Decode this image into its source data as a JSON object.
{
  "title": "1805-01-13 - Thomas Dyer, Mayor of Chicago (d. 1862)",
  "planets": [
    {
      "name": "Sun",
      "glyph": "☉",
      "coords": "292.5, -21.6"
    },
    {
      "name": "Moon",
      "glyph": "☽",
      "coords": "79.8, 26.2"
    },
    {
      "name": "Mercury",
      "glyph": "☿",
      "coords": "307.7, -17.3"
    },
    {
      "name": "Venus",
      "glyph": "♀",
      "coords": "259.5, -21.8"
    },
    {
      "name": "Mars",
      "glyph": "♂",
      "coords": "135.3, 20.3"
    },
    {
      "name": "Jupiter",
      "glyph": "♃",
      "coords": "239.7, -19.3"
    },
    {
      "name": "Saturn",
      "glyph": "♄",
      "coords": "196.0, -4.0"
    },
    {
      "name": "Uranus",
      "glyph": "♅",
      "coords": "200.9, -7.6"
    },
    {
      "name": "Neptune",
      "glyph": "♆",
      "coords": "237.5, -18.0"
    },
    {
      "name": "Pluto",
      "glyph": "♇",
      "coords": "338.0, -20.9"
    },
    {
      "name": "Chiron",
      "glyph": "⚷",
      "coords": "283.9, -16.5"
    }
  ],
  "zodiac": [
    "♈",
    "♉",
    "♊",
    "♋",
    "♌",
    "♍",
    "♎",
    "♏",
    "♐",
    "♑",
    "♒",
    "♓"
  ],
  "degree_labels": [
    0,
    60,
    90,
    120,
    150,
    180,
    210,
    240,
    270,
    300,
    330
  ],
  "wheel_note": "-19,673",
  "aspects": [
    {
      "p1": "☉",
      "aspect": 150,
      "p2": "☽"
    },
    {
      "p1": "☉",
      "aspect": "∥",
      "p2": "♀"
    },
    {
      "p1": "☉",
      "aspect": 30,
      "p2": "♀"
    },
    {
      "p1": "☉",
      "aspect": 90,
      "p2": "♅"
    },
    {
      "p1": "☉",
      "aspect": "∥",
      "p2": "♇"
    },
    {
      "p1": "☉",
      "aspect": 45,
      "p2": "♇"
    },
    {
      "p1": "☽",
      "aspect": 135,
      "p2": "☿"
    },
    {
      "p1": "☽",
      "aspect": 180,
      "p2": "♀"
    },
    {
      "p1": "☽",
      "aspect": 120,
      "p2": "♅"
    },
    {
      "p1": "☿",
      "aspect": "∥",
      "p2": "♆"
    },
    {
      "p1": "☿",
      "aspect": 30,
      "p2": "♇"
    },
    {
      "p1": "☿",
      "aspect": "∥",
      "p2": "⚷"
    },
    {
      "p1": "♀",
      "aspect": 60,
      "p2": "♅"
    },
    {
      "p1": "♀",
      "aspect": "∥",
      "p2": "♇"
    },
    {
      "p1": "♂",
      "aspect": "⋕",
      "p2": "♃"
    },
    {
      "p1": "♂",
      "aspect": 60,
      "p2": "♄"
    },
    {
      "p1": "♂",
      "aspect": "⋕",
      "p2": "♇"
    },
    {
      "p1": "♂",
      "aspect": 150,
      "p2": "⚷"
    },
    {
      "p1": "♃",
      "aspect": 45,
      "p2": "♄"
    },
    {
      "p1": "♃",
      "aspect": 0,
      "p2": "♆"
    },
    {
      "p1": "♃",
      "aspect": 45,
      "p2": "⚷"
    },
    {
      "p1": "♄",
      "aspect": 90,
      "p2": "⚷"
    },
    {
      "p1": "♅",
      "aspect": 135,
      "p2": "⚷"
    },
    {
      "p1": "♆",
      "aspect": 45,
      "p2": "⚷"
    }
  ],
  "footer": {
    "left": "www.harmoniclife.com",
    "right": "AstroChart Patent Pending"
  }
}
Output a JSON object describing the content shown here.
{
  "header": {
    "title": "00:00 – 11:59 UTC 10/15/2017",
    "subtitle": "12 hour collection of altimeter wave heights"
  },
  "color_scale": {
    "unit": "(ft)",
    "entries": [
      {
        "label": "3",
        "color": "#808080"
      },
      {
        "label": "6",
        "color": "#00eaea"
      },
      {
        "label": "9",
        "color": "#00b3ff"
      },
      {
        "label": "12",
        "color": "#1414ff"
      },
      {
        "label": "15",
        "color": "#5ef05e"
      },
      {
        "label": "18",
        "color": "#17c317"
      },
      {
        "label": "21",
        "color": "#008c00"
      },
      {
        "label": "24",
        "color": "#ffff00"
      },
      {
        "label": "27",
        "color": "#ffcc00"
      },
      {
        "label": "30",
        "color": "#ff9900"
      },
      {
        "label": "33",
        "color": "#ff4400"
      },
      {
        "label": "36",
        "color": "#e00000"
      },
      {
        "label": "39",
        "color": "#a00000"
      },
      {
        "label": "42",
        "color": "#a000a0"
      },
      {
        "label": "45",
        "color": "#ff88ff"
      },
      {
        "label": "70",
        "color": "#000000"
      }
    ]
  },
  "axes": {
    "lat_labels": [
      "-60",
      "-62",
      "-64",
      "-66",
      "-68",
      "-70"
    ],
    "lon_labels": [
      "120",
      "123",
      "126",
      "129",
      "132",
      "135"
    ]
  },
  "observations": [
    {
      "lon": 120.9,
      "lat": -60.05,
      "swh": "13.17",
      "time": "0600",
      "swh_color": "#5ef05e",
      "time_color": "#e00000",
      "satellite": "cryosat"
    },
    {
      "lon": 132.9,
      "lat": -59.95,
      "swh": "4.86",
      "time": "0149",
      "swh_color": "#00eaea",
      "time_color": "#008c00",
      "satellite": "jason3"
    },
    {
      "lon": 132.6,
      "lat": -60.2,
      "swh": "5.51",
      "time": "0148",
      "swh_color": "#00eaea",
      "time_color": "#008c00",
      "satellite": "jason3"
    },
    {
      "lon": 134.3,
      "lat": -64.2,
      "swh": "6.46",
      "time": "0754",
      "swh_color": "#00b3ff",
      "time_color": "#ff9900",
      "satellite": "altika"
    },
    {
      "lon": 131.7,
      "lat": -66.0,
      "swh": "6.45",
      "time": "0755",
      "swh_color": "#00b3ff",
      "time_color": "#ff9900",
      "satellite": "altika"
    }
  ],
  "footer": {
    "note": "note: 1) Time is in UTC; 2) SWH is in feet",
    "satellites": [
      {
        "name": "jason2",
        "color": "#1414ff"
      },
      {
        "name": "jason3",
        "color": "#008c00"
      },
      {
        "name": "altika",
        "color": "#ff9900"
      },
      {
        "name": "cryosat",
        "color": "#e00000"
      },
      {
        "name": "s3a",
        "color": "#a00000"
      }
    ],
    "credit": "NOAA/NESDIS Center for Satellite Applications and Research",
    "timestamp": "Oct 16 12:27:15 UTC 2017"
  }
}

┄┄┄┄┄┄┄┄┄┄

### Goal of the exercise:
Extract the listing in its entirety, matching it exactly.

### Written solution:
Decode this image into its source data as a JSON object.
{
  "title": "1805-01-13 - Thomas Dyer, Mayor of Chicago (d. 1862)",
  "planets": [
    {
      "name": "Sun",
      "glyph": "☉",
      "coords": "292.5, -21.6"
    },
    {
      "name": "Moon",
      "glyph": "☽",
      "coords": "79.8, 26.2"
    },
    {
      "name": "Mercury",
      "glyph": "☿",
      "coords": "307.7, -17.3"
    },
    {
      "name": "Venus",
      "glyph": "♀",
      "coords": "259.5, -21.8"
    },
    {
      "name": "Mars",
      "glyph": "♂",
      "coords": "135.3, 20.3"
    },
    {
      "name": "Jupiter",
      "glyph": "♃",
      "coords": "239.7, -19.3"
    },
    {
      "name": "Saturn",
      "glyph": "♄",
      "coords": "196.0, -4.0"
    },
    {
      "name": "Uranus",
      "glyph": "♅",
      "coords": "200.9, -7.6"
    },
    {
      "name": "Neptune",
      "glyph": "♆",
      "coords": "237.5, -18.0"
    },
    {
      "name": "Pluto",
      "glyph": "♇",
      "coords": "338.0, -20.9"
    },
    {
      "name": "Chiron",
      "glyph": "⚷",
      "coords": "283.9, -16.5"
    }
  ],
  "zodiac": [
    "♈",
    "♉",
    "♊",
    "♋",
    "♌",
    "♍",
    "♎",
    "♏",
    "♐",
    "♑",
    "♒",
    "♓"
  ],
  "degree_labels": [
    0,
    60,
    90,
    120,
    150,
    180,
    210,
    240,
    270,
    300,
    330
  ],
  "wheel_note": "-19,673",
  "aspects": [
    {
      "p1": "☉",
      "aspect": 150,
      "p2": "☽"
    },
    {
      "p1": "☉",
      "aspect": "∥",
      "p2": "♀"
    },
    {
      "p1": "☉",
      "aspect": 30,
      "p2": "♀"
    },
    {
      "p1": "☉",
      "aspect": 90,
      "p2": "♅"
    },
    {
      "p1": "☉",
      "aspect": "∥",
      "p2": "♇"
    },
    {
      "p1": "☉",
      "aspect": 45,
      "p2": "♇"
    },
    {
      "p1": "☽",
      "aspect": 135,
      "p2": "☿"
    },
    {
      "p1": "☽",
      "aspect": 180,
      "p2": "♀"
    },
    {
      "p1": "☽",
      "aspect": 120,
      "p2": "♅"
    },
    {
      "p1": "☿",
      "aspect": "∥",
      "p2": "♆"
    },
    {
      "p1": "☿",
      "aspect": 30,
      "p2": "♇"
    },
    {
      "p1": "☿",
      "aspect": "∥",
      "p2": "⚷"
    },
    {
      "p1": "♀",
      "aspect": 60,
      "p2": "♅"
    },
    {
      "p1": "♀",
      "aspect": "∥",
      "p2": "♇"
    },
    {
      "p1": "♂",
      "aspect": "⋕",
      "p2": "♃"
    },
    {
      "p1": "♂",
      "aspect": 60,
      "p2": "♄"
    },
    {
      "p1": "♂",
      "aspect": "⋕",
      "p2": "♇"
    },
    {
      "p1": "♂",
      "aspect": 150,
      "p2": "⚷"
    },
    {
      "p1": "♃",
      "aspect": 45,
      "p2": "♄"
    },
    {
      "p1": "♃",
      "aspect": 0,
      "p2": "♆"
    },
    {
      "p1": "♃",
      "aspect": 45,
      "p2": "⚷"
    },
    {
      "p1": "♄",
      "aspect": 90,
      "p2": "⚷"
    },
    {
      "p1": "♅",
      "aspect": 135,
      "p2": "⚷"
    },
    {
      "p1": "♆",
      "aspect": 45,
      "p2": "⚷"
    }
  ],
  "footer": {
    "left": "www.harmoniclife.com",
    "right": "AstroChart Patent Pending"
  }
}
Output a JSON object describing the content shown here.
{
  "header": {
    "title": "00:00 – 11:59 UTC 10/15/2017",
    "subtitle": "12 hour collection of altimeter wave heights"
  },
  "color_scale": {
    "unit": "(ft)",
    "entries": [
      {
        "label": "3",
        "color": "#808080"
      },
      {
        "label": "6",
        "color": "#00eaea"
      },
      {
        "label": "9",
        "color": "#00b3ff"
      },
      {
        "label": "12",
        "color": "#1414ff"
      },
      {
        "label": "15",
        "color": "#5ef05e"
      },
      {
        "label": "18",
        "color": "#17c317"
      },
      {
        "label": "21",
        "color": "#008c00"
      },
      {
        "label": "24",
        "color": "#ffff00"
      },
      {
        "label": "27",
        "color": "#ffcc00"
      },
      {
        "label": "30",
        "color": "#ff9900"
      },
      {
        "label": "33",
        "color": "#ff4400"
      },
      {
        "label": "36",
        "color": "#e00000"
      },
      {
        "label": "39",
        "color": "#a00000"
      },
      {
        "label": "42",
        "color": "#a000a0"
      },
      {
        "label": "45",
        "color": "#ff88ff"
      },
      {
        "label": "70",
        "color": "#000000"
      }
    ]
  },
  "axes": {
    "lat_labels": [
      "-60",
      "-62",
      "-64",
      "-66",
      "-68",
      "-70"
    ],
    "lon_labels": [
      "120",
      "123",
      "126",
      "129",
      "132",
      "135"
    ]
  },
  "observations": [
    {
      "lon": 120.9,
      "lat": -60.05,
      "swh": "13.17",
      "time": "0600",
      "swh_color": "#5ef05e",
      "time_color": "#e00000",
      "satellite": "cryosat"
    },
    {
      "lon": 132.9,
      "lat": -59.95,
      "swh": "4.86",
      "time": "0149",
      "swh_color": "#00eaea",
      "time_color": "#008c00",
      "satellite": "jason3"
    },
    {
      "lon": 132.6,
      "lat": -60.2,
      "swh": "5.51",
      "time": "0148",
      "swh_color": "#00eaea",
      "time_color": "#008c00",
      "satellite": "jason3"
    },
    {
      "lon": 134.3,
      "lat": -64.2,
      "swh": "6.46",
      "time": "0754",
      "swh_color": "#00b3ff",
      "time_color": "#ff9900",
      "satellite": "altika"
    },
    {
      "lon": 131.7,
      "lat": -66.0,
      "swh": "6.45",
      "time": "0755",
      "swh_color": "#00b3ff",
      "time_color": "#ff9900",
      "satellite": "altika"
    }
  ],
  "footer": {
    "note": "note: 1) Time is in UTC; 2) SWH is in feet",
    "satellites": [
      {
        "name": "jason2",
        "color": "#1414ff"
      },
      {
        "name": "jason3",
        "color": "#008c00"
      },
      {
        "name": "altika",
        "color": "#ff9900"
      },
      {
        "name": "cryosat",
        "color": "#e00000"
      },
      {
        "name": "s3a",
        "color": "#a00000"
      }
    ],
    "credit": "NOAA/NESDIS Center for Satellite Applications and Research",
    "timestamp": "Oct 16 12:27:15 UTC 2017"
  }
}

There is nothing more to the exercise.